*Set task*. Pull out from the material below all lines with "forms".

Stored rows start

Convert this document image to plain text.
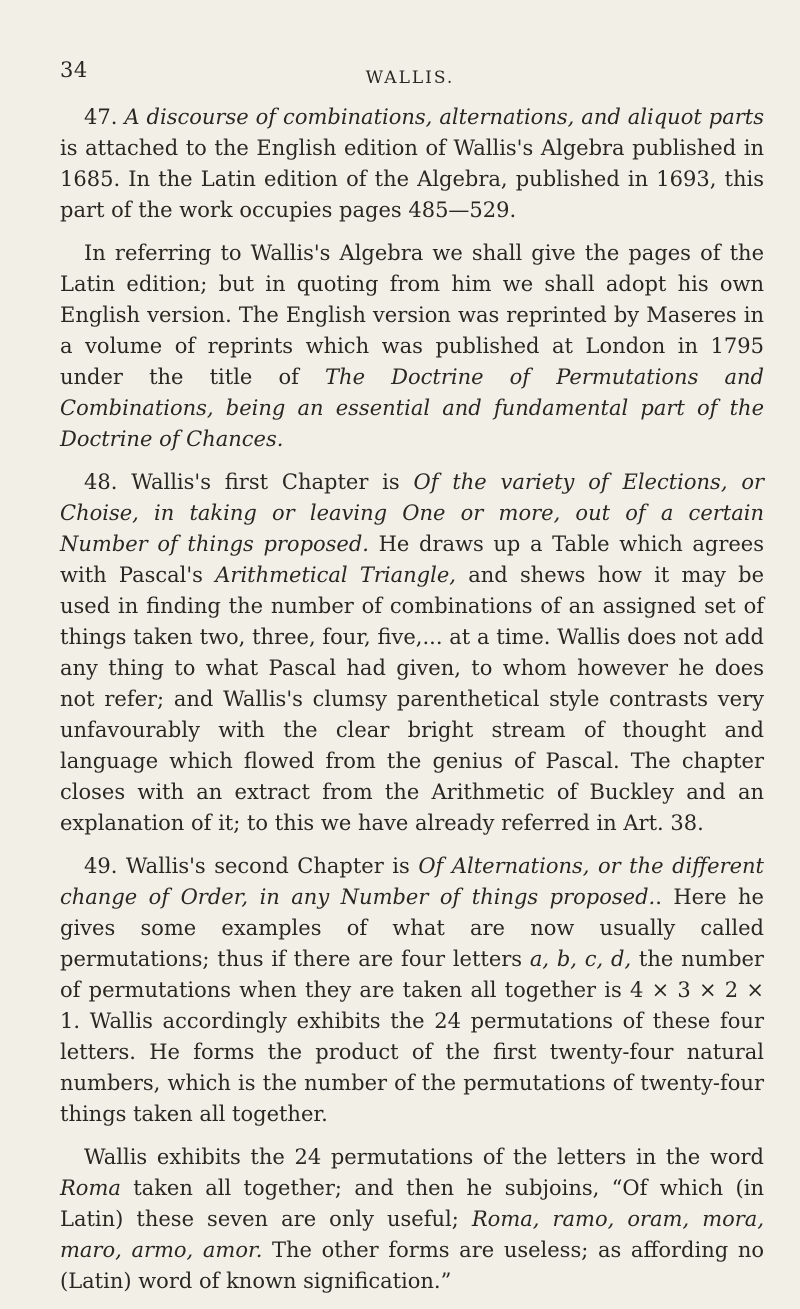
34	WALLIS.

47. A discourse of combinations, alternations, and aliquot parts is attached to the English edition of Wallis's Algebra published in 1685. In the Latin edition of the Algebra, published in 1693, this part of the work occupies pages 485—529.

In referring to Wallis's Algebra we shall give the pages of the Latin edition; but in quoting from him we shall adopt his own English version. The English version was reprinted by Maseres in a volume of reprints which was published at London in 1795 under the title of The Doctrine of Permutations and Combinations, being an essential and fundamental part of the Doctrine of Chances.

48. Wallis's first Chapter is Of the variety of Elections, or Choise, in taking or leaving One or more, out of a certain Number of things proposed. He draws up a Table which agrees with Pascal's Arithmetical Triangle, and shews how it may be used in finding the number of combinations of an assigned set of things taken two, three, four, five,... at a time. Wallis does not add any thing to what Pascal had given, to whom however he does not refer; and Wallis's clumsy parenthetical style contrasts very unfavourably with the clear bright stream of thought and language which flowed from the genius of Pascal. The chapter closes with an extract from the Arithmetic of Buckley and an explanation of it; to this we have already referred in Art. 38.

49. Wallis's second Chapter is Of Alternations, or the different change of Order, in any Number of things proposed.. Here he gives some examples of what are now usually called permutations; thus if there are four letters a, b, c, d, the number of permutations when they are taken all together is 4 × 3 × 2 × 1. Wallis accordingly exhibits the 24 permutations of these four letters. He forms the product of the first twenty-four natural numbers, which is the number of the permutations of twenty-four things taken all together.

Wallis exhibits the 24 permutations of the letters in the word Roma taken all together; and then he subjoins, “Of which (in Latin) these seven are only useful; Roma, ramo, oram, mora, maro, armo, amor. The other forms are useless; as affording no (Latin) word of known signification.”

Stored rows end

*Answer for the task*.
49. Wallis's second Chapter is Of Alternations, or the different change of Order, in any Number of things proposed.. Here he gives some examples of what are now usually called permutations; thus if there are four letters a, b, c, d, the number of permutations when they are taken all together is 4 × 3 × 2 × 1. Wallis accordingly exhibits the 24 permutations of these four letters. He forms the product of the first twenty-four natural numbers, which is the number of the permutations of twenty-four things taken all together.
Wallis exhibits the 24 permutations of the letters in the word Roma taken all together; and then he subjoins, “Of which (in Latin) these seven are only useful; Roma, ramo, oram, mora, maro, armo, amor. The other forms are useless; as affording no (Latin) word of known signification.”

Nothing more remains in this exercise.